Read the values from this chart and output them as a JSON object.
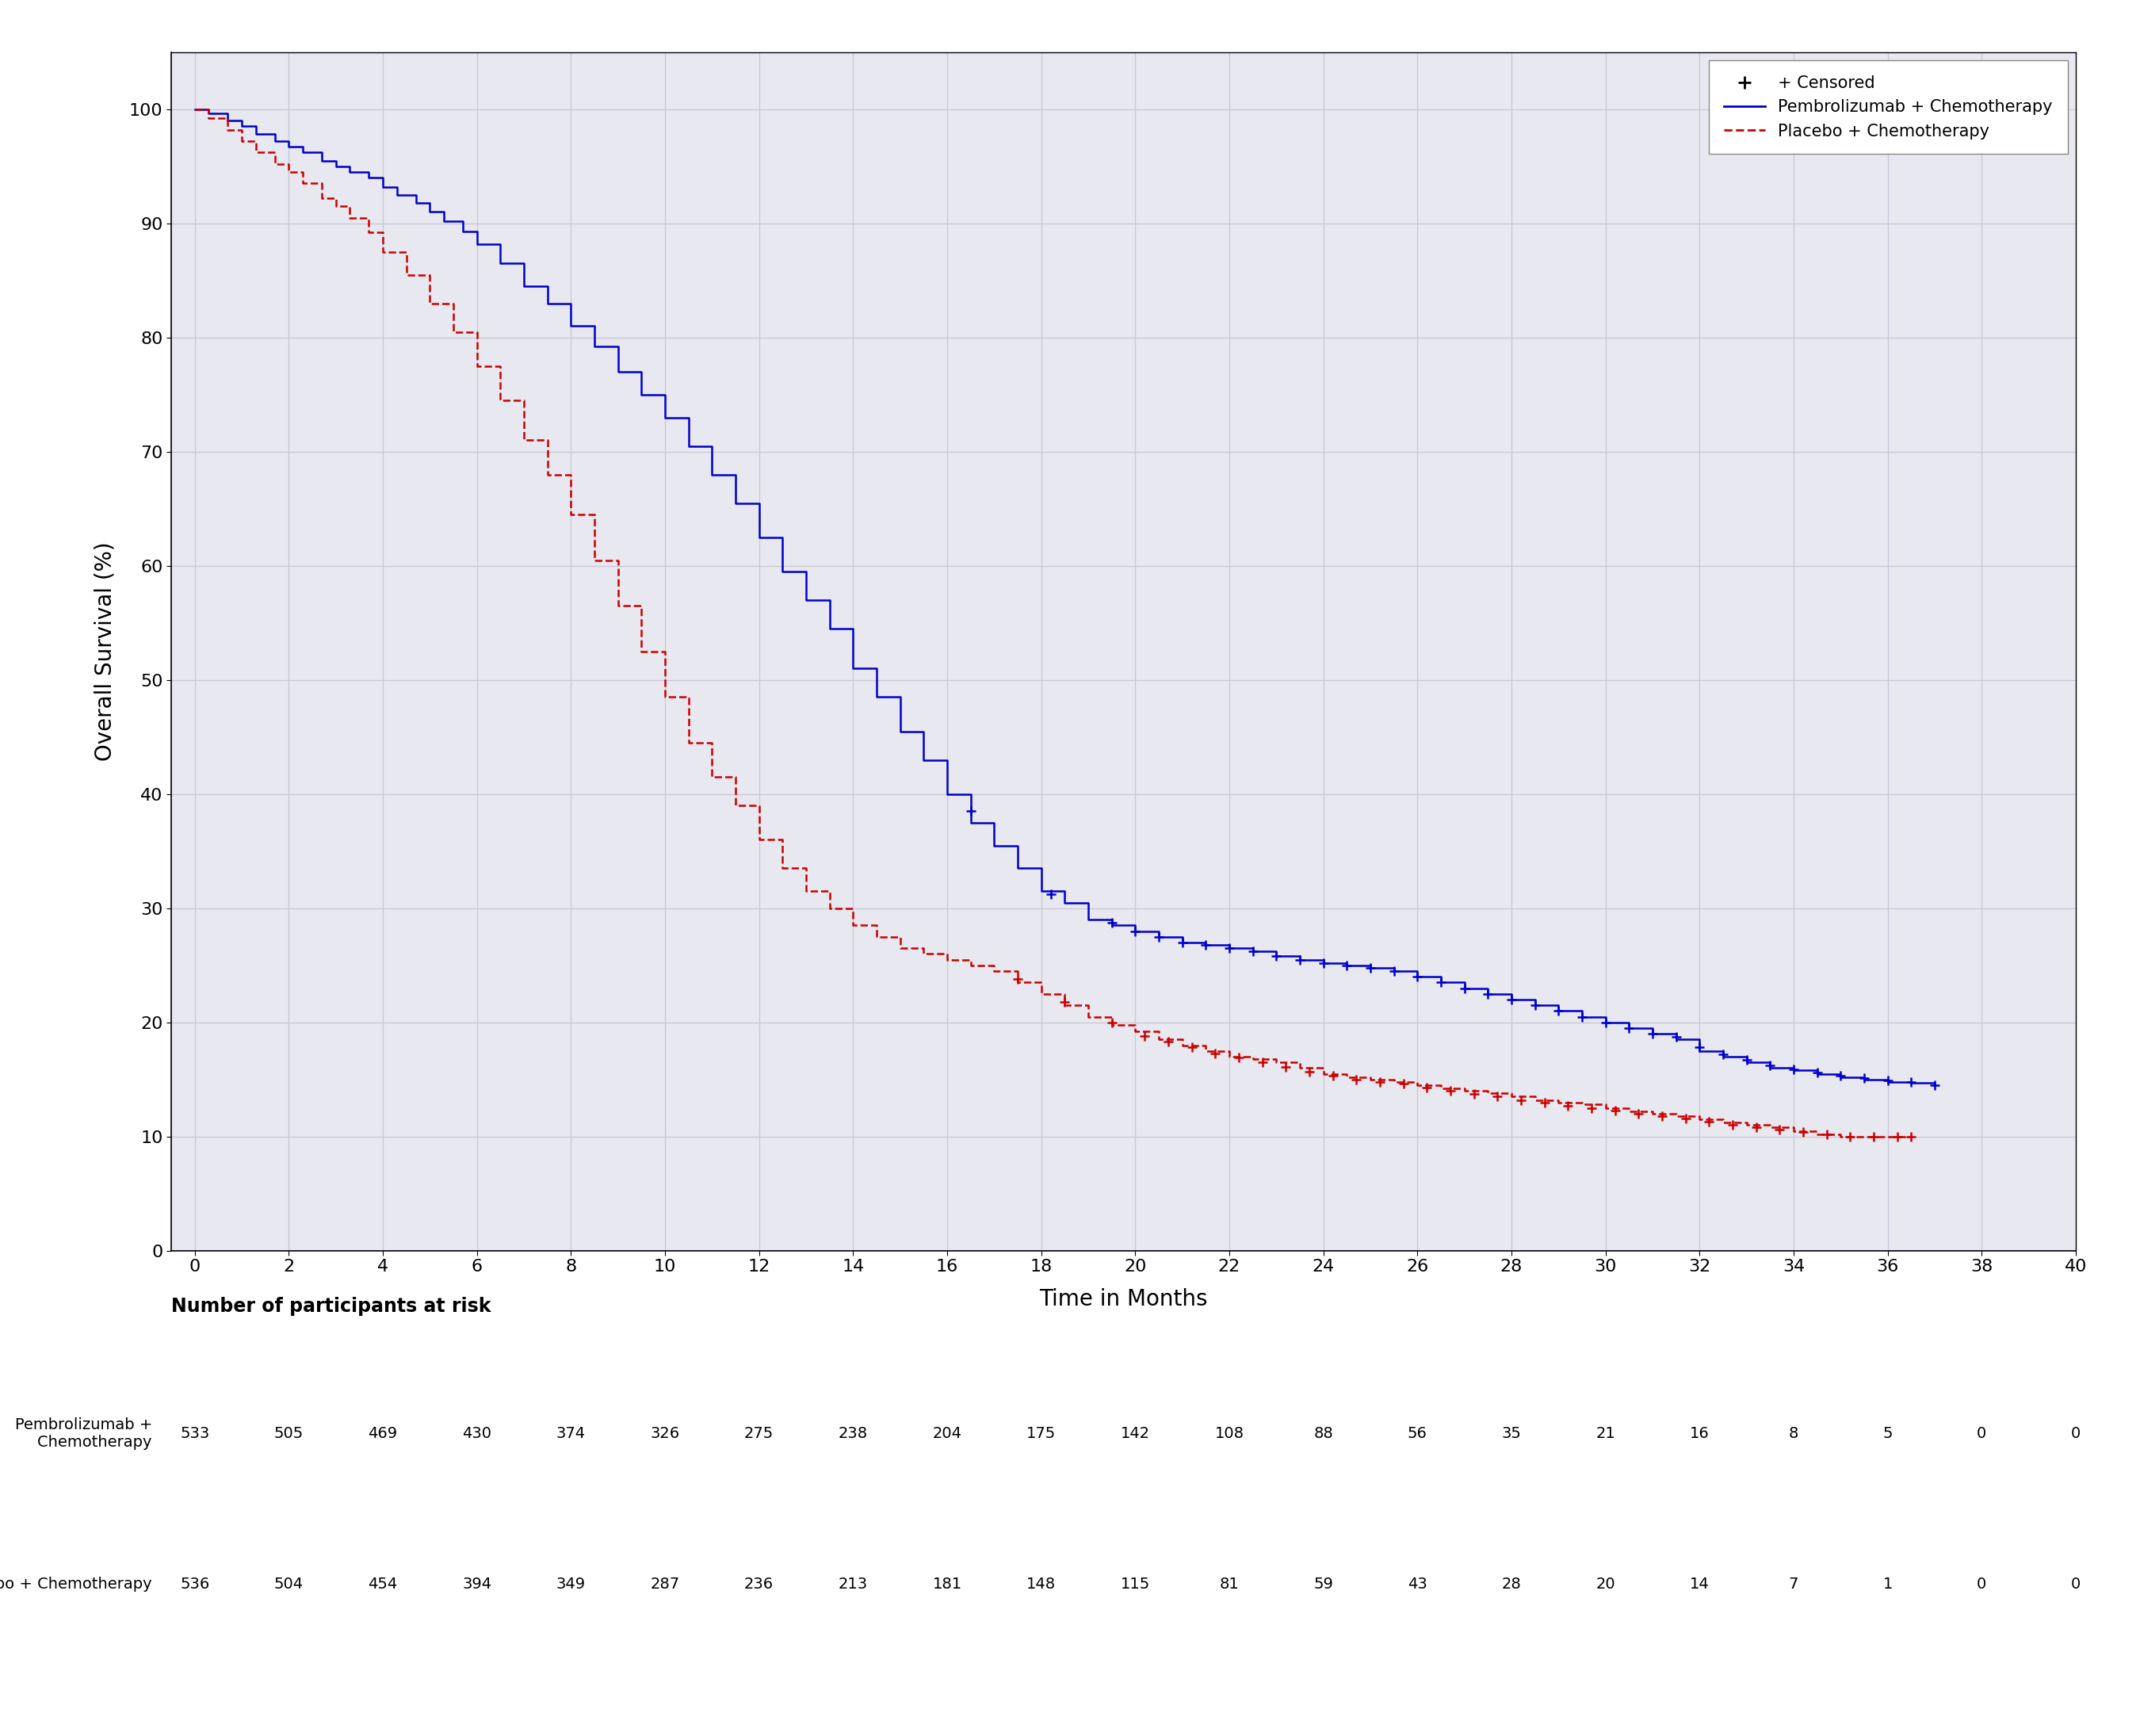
{
  "xlabel": "Time in Months",
  "ylabel": "Overall Survival (%)",
  "xlim": [
    -0.5,
    40
  ],
  "ylim": [
    0,
    105
  ],
  "xticks": [
    0,
    2,
    4,
    6,
    8,
    10,
    12,
    14,
    16,
    18,
    20,
    22,
    24,
    26,
    28,
    30,
    32,
    34,
    36,
    38,
    40
  ],
  "yticks": [
    0,
    10,
    20,
    30,
    40,
    50,
    60,
    70,
    80,
    90,
    100
  ],
  "pembro_color": "#0000CC",
  "placebo_color": "#CC0000",
  "background_color": "#e8e8f0",
  "at_risk_label": "Number of participants at risk",
  "pembro_label": "Pembrolizumab + Chemotherapy",
  "placebo_label": "Placebo + Chemotherapy",
  "pembro_label_wrapped": "Pembrolizumab +\n    Chemotherapy",
  "legend_censored": "+ Censored",
  "at_risk_times": [
    0,
    2,
    4,
    6,
    8,
    10,
    12,
    14,
    16,
    18,
    20,
    22,
    24,
    26,
    28,
    30,
    32,
    34,
    36,
    38,
    40
  ],
  "pembro_at_risk": [
    533,
    505,
    469,
    430,
    374,
    326,
    275,
    238,
    204,
    175,
    142,
    108,
    88,
    56,
    35,
    21,
    16,
    8,
    5,
    0,
    0
  ],
  "placebo_at_risk": [
    536,
    504,
    454,
    394,
    349,
    287,
    236,
    213,
    181,
    148,
    115,
    81,
    59,
    43,
    28,
    20,
    14,
    7,
    1,
    0,
    0
  ],
  "pembro_km_t": [
    0,
    0.3,
    0.7,
    1.0,
    1.3,
    1.7,
    2.0,
    2.3,
    2.7,
    3.0,
    3.3,
    3.7,
    4.0,
    4.3,
    4.7,
    5.0,
    5.3,
    5.7,
    6.0,
    6.5,
    7.0,
    7.5,
    8.0,
    8.5,
    9.0,
    9.5,
    10.0,
    10.5,
    11.0,
    11.5,
    12.0,
    12.5,
    13.0,
    13.5,
    14.0,
    14.5,
    15.0,
    15.5,
    16.0,
    16.5,
    17.0,
    17.5,
    18.0,
    18.5,
    19.0,
    19.5,
    20.0,
    20.5,
    21.0,
    21.5,
    22.0,
    22.5,
    23.0,
    23.5,
    24.0,
    24.5,
    25.0,
    25.5,
    26.0,
    26.5,
    27.0,
    27.5,
    28.0,
    28.5,
    29.0,
    29.5,
    30.0,
    30.5,
    31.0,
    31.5,
    32.0,
    32.5,
    33.0,
    33.5,
    34.0,
    34.5,
    35.0,
    35.5,
    36.0,
    36.5,
    37.0
  ],
  "pembro_km_s": [
    100,
    99.6,
    99.0,
    98.5,
    97.8,
    97.2,
    96.7,
    96.2,
    95.5,
    95.0,
    94.5,
    94.0,
    93.2,
    92.5,
    91.8,
    91.0,
    90.2,
    89.3,
    88.2,
    86.5,
    84.5,
    83.0,
    81.0,
    79.2,
    77.0,
    75.0,
    73.0,
    70.5,
    68.0,
    65.5,
    62.5,
    59.5,
    57.0,
    54.5,
    51.0,
    48.5,
    45.5,
    43.0,
    40.0,
    37.5,
    35.5,
    33.5,
    31.5,
    30.5,
    29.0,
    28.5,
    28.0,
    27.5,
    27.0,
    26.8,
    26.5,
    26.2,
    25.8,
    25.5,
    25.2,
    25.0,
    24.8,
    24.5,
    24.0,
    23.5,
    23.0,
    22.5,
    22.0,
    21.5,
    21.0,
    20.5,
    20.0,
    19.5,
    19.0,
    18.5,
    17.5,
    17.0,
    16.5,
    16.0,
    15.8,
    15.5,
    15.2,
    15.0,
    14.8,
    14.7,
    14.5
  ],
  "placebo_km_t": [
    0,
    0.3,
    0.7,
    1.0,
    1.3,
    1.7,
    2.0,
    2.3,
    2.7,
    3.0,
    3.3,
    3.7,
    4.0,
    4.5,
    5.0,
    5.5,
    6.0,
    6.5,
    7.0,
    7.5,
    8.0,
    8.5,
    9.0,
    9.5,
    10.0,
    10.5,
    11.0,
    11.5,
    12.0,
    12.5,
    13.0,
    13.5,
    14.0,
    14.5,
    15.0,
    15.5,
    16.0,
    16.5,
    17.0,
    17.5,
    18.0,
    18.5,
    19.0,
    19.5,
    20.0,
    20.5,
    21.0,
    21.5,
    22.0,
    22.5,
    23.0,
    23.5,
    24.0,
    24.5,
    25.0,
    25.5,
    26.0,
    26.5,
    27.0,
    27.5,
    28.0,
    28.5,
    29.0,
    29.5,
    30.0,
    30.5,
    31.0,
    31.5,
    32.0,
    32.5,
    33.0,
    33.5,
    34.0,
    34.5,
    35.0,
    35.5,
    36.0,
    36.5
  ],
  "placebo_km_s": [
    100,
    99.2,
    98.2,
    97.2,
    96.2,
    95.2,
    94.5,
    93.5,
    92.2,
    91.5,
    90.5,
    89.2,
    87.5,
    85.5,
    83.0,
    80.5,
    77.5,
    74.5,
    71.0,
    68.0,
    64.5,
    60.5,
    56.5,
    52.5,
    48.5,
    44.5,
    41.5,
    39.0,
    36.0,
    33.5,
    31.5,
    30.0,
    28.5,
    27.5,
    26.5,
    26.0,
    25.5,
    25.0,
    24.5,
    23.5,
    22.5,
    21.5,
    20.5,
    19.8,
    19.2,
    18.5,
    18.0,
    17.5,
    17.0,
    16.8,
    16.5,
    16.0,
    15.5,
    15.2,
    15.0,
    14.8,
    14.5,
    14.2,
    14.0,
    13.8,
    13.5,
    13.2,
    13.0,
    12.8,
    12.5,
    12.2,
    12.0,
    11.8,
    11.5,
    11.2,
    11.0,
    10.8,
    10.5,
    10.2,
    10.0,
    10.0,
    10.0,
    10.0
  ],
  "pembro_censors_t": [
    16.5,
    18.2,
    19.5,
    20.0,
    20.5,
    21.0,
    21.5,
    22.0,
    22.5,
    23.0,
    23.5,
    24.0,
    24.5,
    25.0,
    25.5,
    26.0,
    26.5,
    27.0,
    27.5,
    28.0,
    28.5,
    29.0,
    29.5,
    30.0,
    30.5,
    31.0,
    31.5,
    32.0,
    32.5,
    33.0,
    33.5,
    34.0,
    34.5,
    35.0,
    35.5,
    36.0,
    36.5,
    37.0
  ],
  "pembro_censors_s": [
    38.5,
    31.2,
    28.7,
    28.0,
    27.5,
    27.0,
    26.8,
    26.5,
    26.2,
    25.8,
    25.5,
    25.2,
    25.0,
    24.8,
    24.5,
    24.0,
    23.5,
    23.0,
    22.5,
    22.0,
    21.5,
    21.0,
    20.5,
    20.0,
    19.5,
    19.0,
    18.7,
    17.8,
    17.2,
    16.7,
    16.2,
    15.9,
    15.6,
    15.3,
    15.1,
    14.9,
    14.75,
    14.5
  ],
  "placebo_censors_t": [
    17.5,
    18.5,
    19.5,
    20.2,
    20.7,
    21.2,
    21.7,
    22.2,
    22.7,
    23.2,
    23.7,
    24.2,
    24.7,
    25.2,
    25.7,
    26.2,
    26.7,
    27.2,
    27.7,
    28.2,
    28.7,
    29.2,
    29.7,
    30.2,
    30.7,
    31.2,
    31.7,
    32.2,
    32.7,
    33.2,
    33.7,
    34.2,
    34.7,
    35.2,
    35.7,
    36.2,
    36.5
  ],
  "placebo_censors_s": [
    23.8,
    21.8,
    20.0,
    18.8,
    18.3,
    17.8,
    17.3,
    16.9,
    16.5,
    16.1,
    15.7,
    15.3,
    15.0,
    14.8,
    14.6,
    14.3,
    14.0,
    13.7,
    13.5,
    13.2,
    13.0,
    12.7,
    12.5,
    12.3,
    12.0,
    11.8,
    11.6,
    11.3,
    11.0,
    10.8,
    10.6,
    10.4,
    10.2,
    10.0,
    10.0,
    10.0,
    10.0
  ]
}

= = = = =

# [Instructions for the task]
Locate each line with the word "Pembrolizumab" and copy it.

# [Complete output]
  "pembro_label": "Pembrolizumab + Chemotherapy",
  "pembro_label_wrapped": "Pembrolizumab +\n    Chemotherapy",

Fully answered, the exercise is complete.